» Objective:
Lines that contain the string "naturalizzate" are to be copied; leave out all others.

— START Provided information —

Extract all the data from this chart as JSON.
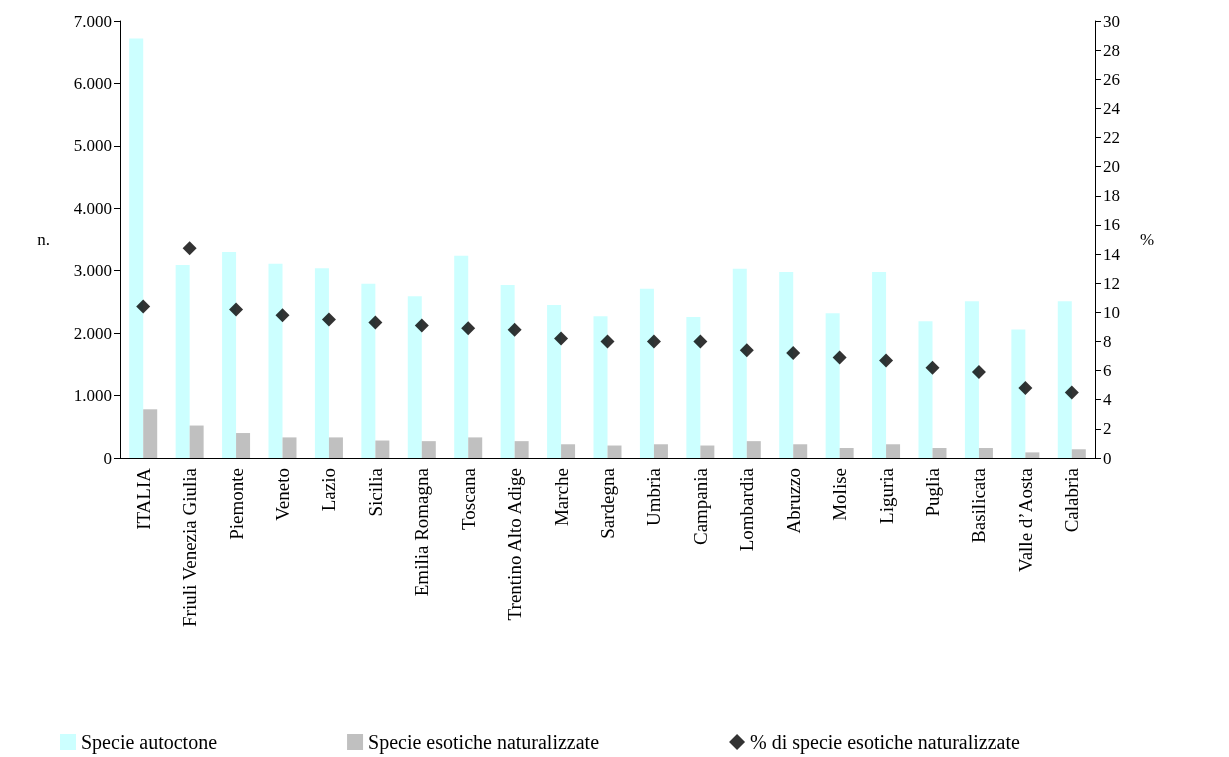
{
  "chart_data": {
    "type": "bar",
    "categories": [
      "ITALIA",
      "Friuli Venezia Giulia",
      "Piemonte",
      "Veneto",
      "Lazio",
      "Sicilia",
      "Emilia Romagna",
      "Toscana",
      "Trentino Alto Adige",
      "Marche",
      "Sardegna",
      "Umbria",
      "Campania",
      "Lombardia",
      "Abruzzo",
      "Molise",
      "Liguria",
      "Puglia",
      "Basilicata",
      "Valle d’Aosta",
      "Calabria"
    ],
    "series": [
      {
        "name": "Specie autoctone",
        "color": "#ccffff",
        "values": [
          6720,
          3090,
          3300,
          3110,
          3040,
          2790,
          2590,
          3240,
          2770,
          2450,
          2270,
          2710,
          2260,
          3030,
          2980,
          2320,
          2980,
          2190,
          2510,
          2060,
          2510
        ]
      },
      {
        "name": "Specie esotiche naturalizzate",
        "color": "#c0c0c0",
        "values": [
          780,
          520,
          400,
          330,
          330,
          280,
          270,
          330,
          270,
          220,
          200,
          220,
          200,
          270,
          220,
          160,
          220,
          160,
          160,
          90,
          140
        ]
      },
      {
        "name": "% di specie esotiche naturalizzate",
        "type": "scatter",
        "axis": "y2",
        "color": "#000000",
        "marker": "diamond",
        "values": [
          10.4,
          14.4,
          10.2,
          9.8,
          9.5,
          9.3,
          9.1,
          8.9,
          8.8,
          8.2,
          8.0,
          8.0,
          8.0,
          7.4,
          7.2,
          6.9,
          6.7,
          6.2,
          5.9,
          4.8,
          4.5
        ]
      }
    ],
    "ylabel": "n.",
    "y2label": "%",
    "ylim": [
      0,
      7000
    ],
    "yticks": [
      0,
      {
        "value": 1000,
        "label": "1.000"
      },
      {
        "value": 2000,
        "label": "2.000"
      },
      {
        "value": 3000,
        "label": "3.000"
      },
      {
        "value": 4000,
        "label": "4.000"
      },
      {
        "value": 5000,
        "label": "5.000"
      },
      {
        "value": 6000,
        "label": "6.000"
      },
      {
        "value": 7000,
        "label": "7.000"
      }
    ],
    "y2lim": [
      0,
      30
    ],
    "y2ticks": [
      0,
      2,
      4,
      6,
      8,
      10,
      12,
      14,
      16,
      18,
      20,
      22,
      24,
      26,
      28,
      30
    ],
    "grid": false,
    "legend": "bottom"
  }
}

— END Provided information —

» Finished task:
        "name": "Specie esotiche naturalizzate",
        "name": "% di specie esotiche naturalizzate",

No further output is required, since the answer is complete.